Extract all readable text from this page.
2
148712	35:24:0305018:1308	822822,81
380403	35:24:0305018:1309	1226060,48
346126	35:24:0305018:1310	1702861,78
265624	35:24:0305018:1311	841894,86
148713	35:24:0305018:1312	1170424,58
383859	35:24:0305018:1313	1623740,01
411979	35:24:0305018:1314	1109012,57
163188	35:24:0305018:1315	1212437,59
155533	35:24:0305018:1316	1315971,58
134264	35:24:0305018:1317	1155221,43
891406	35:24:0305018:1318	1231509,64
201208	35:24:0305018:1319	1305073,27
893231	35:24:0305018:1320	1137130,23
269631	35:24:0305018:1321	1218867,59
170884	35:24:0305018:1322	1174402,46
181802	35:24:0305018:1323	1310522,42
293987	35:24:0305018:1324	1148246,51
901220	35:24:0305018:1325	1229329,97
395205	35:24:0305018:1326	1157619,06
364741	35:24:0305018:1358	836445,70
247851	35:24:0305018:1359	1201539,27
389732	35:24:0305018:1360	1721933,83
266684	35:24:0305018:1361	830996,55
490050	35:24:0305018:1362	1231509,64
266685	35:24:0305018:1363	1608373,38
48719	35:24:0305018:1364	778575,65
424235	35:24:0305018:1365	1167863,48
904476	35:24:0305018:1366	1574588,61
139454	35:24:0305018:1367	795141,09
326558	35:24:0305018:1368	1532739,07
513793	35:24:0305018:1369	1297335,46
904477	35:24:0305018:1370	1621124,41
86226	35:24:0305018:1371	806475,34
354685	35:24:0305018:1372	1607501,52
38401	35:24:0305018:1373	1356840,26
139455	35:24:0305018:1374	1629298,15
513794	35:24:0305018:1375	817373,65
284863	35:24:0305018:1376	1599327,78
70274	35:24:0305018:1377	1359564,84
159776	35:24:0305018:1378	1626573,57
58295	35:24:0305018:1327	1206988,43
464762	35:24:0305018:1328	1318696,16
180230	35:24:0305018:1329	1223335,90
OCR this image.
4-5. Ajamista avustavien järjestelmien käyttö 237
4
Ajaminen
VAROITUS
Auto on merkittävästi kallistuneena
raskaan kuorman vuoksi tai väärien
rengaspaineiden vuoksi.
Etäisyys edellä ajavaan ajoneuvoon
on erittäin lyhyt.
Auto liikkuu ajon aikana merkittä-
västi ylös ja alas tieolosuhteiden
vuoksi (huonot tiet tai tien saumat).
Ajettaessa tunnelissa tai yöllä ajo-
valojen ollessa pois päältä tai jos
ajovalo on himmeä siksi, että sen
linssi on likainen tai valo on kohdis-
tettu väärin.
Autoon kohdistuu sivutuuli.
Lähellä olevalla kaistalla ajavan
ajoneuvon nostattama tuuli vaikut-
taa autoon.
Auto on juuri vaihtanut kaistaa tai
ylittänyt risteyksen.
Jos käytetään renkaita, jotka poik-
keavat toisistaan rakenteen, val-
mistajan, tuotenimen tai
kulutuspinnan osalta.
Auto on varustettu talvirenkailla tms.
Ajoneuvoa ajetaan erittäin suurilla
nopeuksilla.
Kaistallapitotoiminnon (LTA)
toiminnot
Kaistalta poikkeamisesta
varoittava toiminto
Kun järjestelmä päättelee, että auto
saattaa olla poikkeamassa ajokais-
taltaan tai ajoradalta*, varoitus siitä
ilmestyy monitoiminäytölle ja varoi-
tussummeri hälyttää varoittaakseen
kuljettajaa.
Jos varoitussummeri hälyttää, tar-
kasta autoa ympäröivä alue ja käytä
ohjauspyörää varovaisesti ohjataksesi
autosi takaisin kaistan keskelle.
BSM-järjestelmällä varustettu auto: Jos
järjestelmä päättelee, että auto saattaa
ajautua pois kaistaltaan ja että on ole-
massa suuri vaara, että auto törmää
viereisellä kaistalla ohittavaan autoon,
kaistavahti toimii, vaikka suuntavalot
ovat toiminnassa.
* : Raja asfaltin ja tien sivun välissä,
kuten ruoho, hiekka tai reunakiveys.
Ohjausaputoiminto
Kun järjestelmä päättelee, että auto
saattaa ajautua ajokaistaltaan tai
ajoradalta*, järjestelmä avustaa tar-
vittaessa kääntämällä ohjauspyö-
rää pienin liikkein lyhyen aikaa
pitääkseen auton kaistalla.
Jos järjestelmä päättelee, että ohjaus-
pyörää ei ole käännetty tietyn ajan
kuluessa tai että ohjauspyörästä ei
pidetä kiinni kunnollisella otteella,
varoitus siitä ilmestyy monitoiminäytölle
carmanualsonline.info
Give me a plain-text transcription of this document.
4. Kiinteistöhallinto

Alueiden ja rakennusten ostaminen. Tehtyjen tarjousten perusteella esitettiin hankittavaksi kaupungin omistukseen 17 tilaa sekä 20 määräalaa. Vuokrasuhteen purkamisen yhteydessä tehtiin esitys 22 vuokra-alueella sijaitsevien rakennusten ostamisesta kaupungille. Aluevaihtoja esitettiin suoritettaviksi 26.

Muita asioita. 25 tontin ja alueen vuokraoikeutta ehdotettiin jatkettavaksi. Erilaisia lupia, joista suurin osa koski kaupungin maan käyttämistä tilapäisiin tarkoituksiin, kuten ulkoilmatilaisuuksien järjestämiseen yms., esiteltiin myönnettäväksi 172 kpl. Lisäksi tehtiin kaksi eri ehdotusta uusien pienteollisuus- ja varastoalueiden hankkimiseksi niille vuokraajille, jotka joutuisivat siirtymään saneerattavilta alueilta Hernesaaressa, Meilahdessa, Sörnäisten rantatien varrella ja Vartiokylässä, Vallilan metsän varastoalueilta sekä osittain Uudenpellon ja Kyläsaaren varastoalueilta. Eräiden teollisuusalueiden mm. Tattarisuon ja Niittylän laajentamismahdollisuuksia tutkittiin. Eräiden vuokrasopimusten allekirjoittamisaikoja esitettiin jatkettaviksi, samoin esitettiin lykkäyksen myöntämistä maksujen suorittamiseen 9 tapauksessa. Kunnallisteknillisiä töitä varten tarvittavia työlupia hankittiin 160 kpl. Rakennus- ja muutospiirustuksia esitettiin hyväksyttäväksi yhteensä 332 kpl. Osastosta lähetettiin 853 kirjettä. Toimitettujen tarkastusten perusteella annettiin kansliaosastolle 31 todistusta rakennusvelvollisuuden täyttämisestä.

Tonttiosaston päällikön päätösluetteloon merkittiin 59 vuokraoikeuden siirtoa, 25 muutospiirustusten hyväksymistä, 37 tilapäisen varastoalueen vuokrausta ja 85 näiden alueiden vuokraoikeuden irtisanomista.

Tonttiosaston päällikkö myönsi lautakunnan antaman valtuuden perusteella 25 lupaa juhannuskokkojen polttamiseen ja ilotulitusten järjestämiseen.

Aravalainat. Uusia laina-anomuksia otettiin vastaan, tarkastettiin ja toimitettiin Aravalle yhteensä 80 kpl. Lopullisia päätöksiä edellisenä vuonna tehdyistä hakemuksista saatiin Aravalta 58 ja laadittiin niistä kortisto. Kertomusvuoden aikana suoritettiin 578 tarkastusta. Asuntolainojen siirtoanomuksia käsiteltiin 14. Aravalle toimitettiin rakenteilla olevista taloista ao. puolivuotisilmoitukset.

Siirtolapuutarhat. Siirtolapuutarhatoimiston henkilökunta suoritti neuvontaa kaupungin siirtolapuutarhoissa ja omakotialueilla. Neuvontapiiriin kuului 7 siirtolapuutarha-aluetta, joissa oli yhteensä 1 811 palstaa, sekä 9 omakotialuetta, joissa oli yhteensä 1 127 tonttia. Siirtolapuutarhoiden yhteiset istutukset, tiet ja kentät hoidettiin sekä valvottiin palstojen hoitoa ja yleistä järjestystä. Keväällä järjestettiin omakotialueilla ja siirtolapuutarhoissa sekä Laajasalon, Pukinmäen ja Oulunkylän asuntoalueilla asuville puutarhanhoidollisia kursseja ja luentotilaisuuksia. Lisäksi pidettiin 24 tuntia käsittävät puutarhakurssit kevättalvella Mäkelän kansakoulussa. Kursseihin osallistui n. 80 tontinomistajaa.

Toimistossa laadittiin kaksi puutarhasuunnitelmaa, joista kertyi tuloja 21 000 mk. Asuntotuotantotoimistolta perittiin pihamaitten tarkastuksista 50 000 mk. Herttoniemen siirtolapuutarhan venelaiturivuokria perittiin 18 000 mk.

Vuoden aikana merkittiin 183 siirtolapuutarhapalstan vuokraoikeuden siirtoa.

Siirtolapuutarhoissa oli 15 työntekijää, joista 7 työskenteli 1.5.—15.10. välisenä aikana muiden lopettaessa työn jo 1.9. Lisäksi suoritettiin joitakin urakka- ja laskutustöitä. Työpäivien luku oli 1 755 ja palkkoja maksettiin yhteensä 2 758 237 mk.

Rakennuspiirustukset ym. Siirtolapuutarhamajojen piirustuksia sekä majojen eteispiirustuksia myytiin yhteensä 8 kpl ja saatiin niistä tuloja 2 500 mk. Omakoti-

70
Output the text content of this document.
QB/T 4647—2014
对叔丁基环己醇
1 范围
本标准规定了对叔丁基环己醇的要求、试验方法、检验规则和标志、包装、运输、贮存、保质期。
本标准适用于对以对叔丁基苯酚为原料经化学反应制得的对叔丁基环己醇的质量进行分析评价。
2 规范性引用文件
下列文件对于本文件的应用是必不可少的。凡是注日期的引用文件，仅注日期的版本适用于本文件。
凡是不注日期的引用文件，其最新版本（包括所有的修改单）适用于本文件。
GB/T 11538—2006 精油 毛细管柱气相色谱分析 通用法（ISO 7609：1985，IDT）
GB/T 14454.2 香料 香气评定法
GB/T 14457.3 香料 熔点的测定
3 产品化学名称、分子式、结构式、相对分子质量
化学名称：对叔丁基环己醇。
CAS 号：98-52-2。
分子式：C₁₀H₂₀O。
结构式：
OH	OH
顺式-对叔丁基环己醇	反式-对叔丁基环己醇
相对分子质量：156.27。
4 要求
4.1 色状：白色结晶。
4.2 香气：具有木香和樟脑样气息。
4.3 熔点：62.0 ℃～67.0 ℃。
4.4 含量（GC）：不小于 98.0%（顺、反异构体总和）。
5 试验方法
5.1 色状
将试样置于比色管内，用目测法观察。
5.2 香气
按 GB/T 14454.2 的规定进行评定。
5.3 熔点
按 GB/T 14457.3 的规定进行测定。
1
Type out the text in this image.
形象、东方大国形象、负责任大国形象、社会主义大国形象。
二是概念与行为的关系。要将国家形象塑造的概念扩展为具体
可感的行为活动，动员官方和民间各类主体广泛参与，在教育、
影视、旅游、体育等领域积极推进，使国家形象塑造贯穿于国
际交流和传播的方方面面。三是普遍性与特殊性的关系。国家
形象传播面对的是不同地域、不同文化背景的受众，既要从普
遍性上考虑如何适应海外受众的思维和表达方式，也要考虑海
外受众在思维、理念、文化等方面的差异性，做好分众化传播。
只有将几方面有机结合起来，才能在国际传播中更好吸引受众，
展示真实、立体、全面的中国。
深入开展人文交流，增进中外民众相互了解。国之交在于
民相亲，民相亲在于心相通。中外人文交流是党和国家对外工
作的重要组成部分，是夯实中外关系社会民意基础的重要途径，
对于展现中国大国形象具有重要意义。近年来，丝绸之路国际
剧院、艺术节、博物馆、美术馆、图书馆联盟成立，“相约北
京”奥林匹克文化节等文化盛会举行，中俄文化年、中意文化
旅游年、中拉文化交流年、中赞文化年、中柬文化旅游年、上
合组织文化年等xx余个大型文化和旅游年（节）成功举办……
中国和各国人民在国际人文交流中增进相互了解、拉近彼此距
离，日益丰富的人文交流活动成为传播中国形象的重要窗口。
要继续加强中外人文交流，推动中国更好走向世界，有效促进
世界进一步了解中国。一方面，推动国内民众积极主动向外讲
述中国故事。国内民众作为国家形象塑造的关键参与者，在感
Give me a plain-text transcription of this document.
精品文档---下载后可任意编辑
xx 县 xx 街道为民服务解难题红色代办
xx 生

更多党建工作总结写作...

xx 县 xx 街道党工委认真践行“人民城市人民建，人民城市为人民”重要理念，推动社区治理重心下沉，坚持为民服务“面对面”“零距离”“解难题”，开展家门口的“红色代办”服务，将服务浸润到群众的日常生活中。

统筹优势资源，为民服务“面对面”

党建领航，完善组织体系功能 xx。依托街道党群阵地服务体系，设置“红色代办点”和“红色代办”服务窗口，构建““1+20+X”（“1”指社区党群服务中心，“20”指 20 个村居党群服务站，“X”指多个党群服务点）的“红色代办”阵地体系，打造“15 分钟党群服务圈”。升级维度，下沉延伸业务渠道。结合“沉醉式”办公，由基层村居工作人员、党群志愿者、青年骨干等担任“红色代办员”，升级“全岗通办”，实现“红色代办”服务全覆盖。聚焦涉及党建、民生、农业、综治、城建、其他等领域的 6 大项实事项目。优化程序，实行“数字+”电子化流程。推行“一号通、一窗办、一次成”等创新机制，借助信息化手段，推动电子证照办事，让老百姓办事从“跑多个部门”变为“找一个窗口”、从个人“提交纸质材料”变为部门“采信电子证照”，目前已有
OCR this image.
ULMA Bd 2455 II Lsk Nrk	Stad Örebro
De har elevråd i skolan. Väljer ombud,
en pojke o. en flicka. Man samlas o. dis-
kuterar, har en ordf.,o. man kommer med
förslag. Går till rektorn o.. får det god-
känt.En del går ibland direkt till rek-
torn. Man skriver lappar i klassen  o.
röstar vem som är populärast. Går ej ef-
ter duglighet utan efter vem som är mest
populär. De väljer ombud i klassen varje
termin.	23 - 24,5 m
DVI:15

WHAT THE TASK REQUIRES: Go through the entries and return each line where the word "tuloja" appears.

REPLY:
Toimistossa laadittiin kaksi puutarhasuunnitelmaa, joista kertyi tuloja 21 000 mk. Asuntotuotantotoimistolta perittiin pihamaitten tarkastuksista 50 000 mk. Herttoniemen siirtolapuutarhan venelaiturivuokria perittiin 18 000 mk.
Rakennuspiirustukset ym. Siirtolapuutarhamajojen piirustuksia sekä majojen eteispiirustuksia myytiin yhteensä 8 kpl ja saatiin niistä tuloja 2 500 mk. Omakoti-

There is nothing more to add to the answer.